Stored records:
——————

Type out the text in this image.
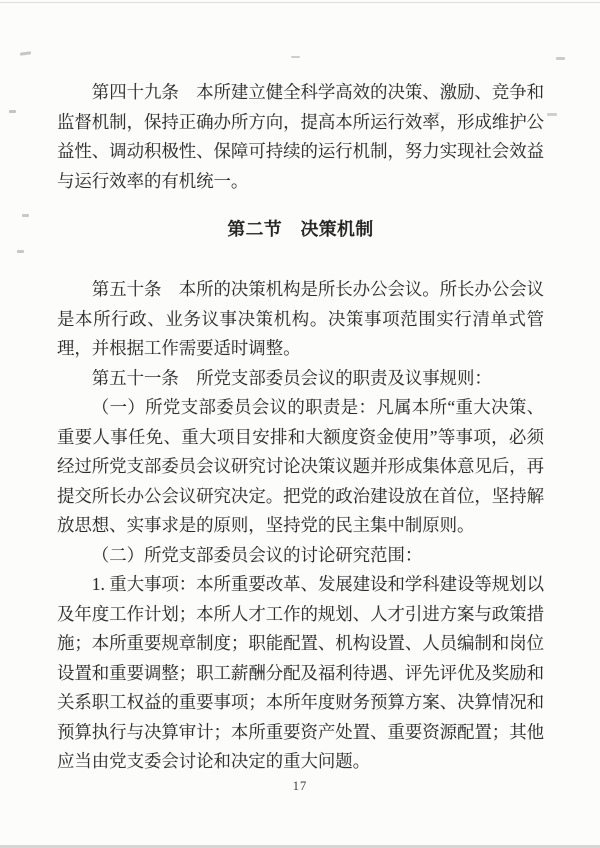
第四十九条　本所建立健全科学高效的决策、激励、竞争和监督机制，保持正确办所方向，提高本所运行效率，形成维护公益性、调动积极性、保障可持续的运行机制，努力实现社会效益与运行效率的有机统一。

第二节　决策机制

第五十条　本所的决策机构是所长办公会议。所长办公会议是本所行政、业务议事决策机构。决策事项范围实行清单式管理，并根据工作需要适时调整。

第五十一条　所党支部委员会议的职责及议事规则：

（一）所党支部委员会议的职责是：凡属本所“重大决策、重要人事任免、重大项目安排和大额度资金使用”等事项，必须经过所党支部委员会议研究讨论决策议题并形成集体意见后，再提交所长办公会议研究决定。把党的政治建设放在首位，坚持解放思想、实事求是的原则，坚持党的民主集中制原则。

（二）所党支部委员会议的讨论研究范围：

1. 重大事项：本所重要改革、发展建设和学科建设等规划以及年度工作计划；本所人才工作的规划、人才引进方案与政策措施；本所重要规章制度；职能配置、机构设置、人员编制和岗位设置和重要调整；职工薪酬分配及福利待遇、评先评优及奖励和关系职工权益的重要事项；本所年度财务预算方案、决算情况和预算执行与决算审计；本所重要资产处置、重要资源配置；其他应当由党支委会讨论和决定的重大问题。

17
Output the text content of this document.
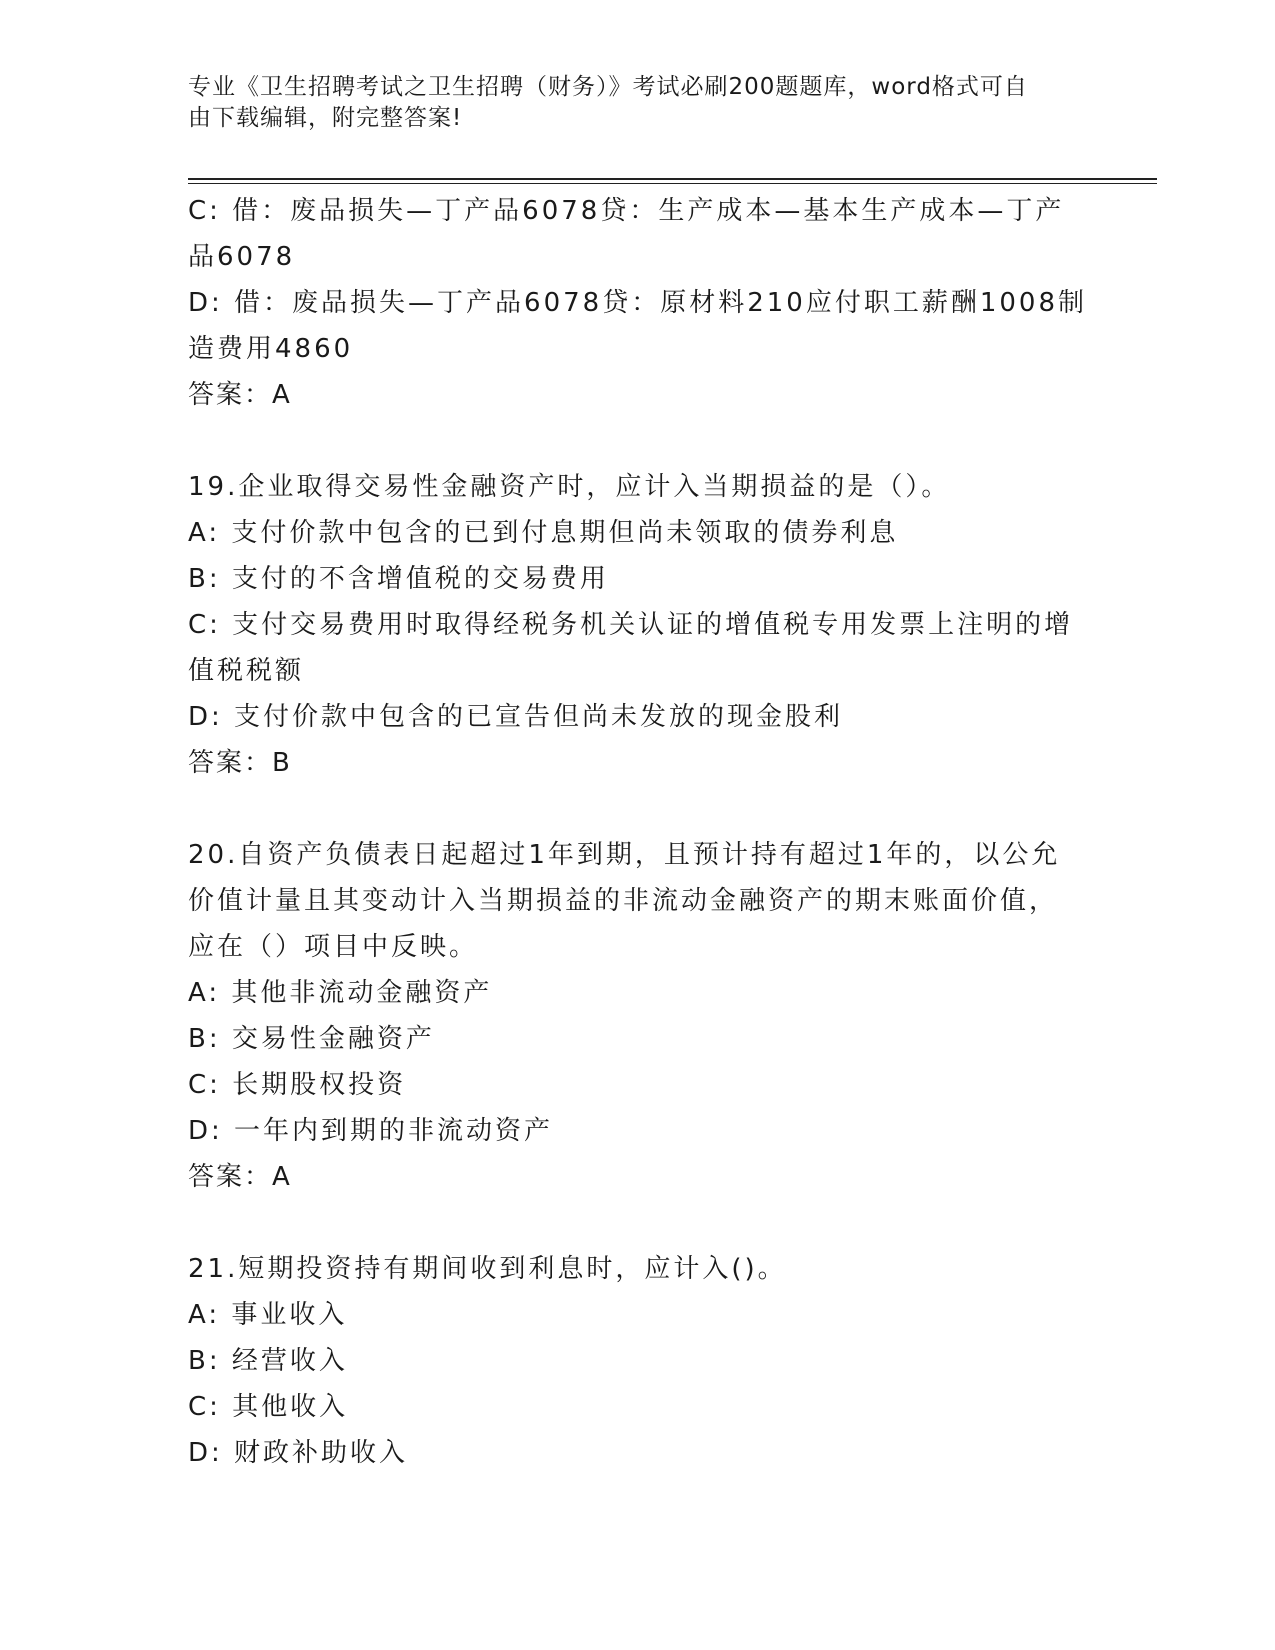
专业《卫生招聘考试之卫生招聘（财务）》考试必刷200题题库，word格式可自
由下载编辑，附完整答案!
C: 借：废品损失—丁产品6078贷：生产成本—基本生产成本—丁产
品6078
D: 借：废品损失—丁产品6078贷：原材料210应付职工薪酬1008制
造费用4860
答案：A
19.企业取得交易性金融资产时，应计入当期损益的是（）。
A: 支付价款中包含的已到付息期但尚未领取的债券利息
B: 支付的不含增值税的交易费用
C: 支付交易费用时取得经税务机关认证的增值税专用发票上注明的增
值税税额
D: 支付价款中包含的已宣告但尚未发放的现金股利
答案：B
20.自资产负债表日起超过1年到期，且预计持有超过1年的，以公允
价值计量且其变动计入当期损益的非流动金融资产的期末账面价值，
应在（）项目中反映。
A: 其他非流动金融资产
B: 交易性金融资产
C: 长期股权投资
D: 一年内到期的非流动资产
答案：A
21.短期投资持有期间收到利息时，应计入()。
A: 事业收入
B: 经营收入
C: 其他收入
D: 财政补助收入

——————

Aim — Find each line with the string "text" and copy it out.

Result of this exercise —
Type out the text in this image.
Output the text content of this document.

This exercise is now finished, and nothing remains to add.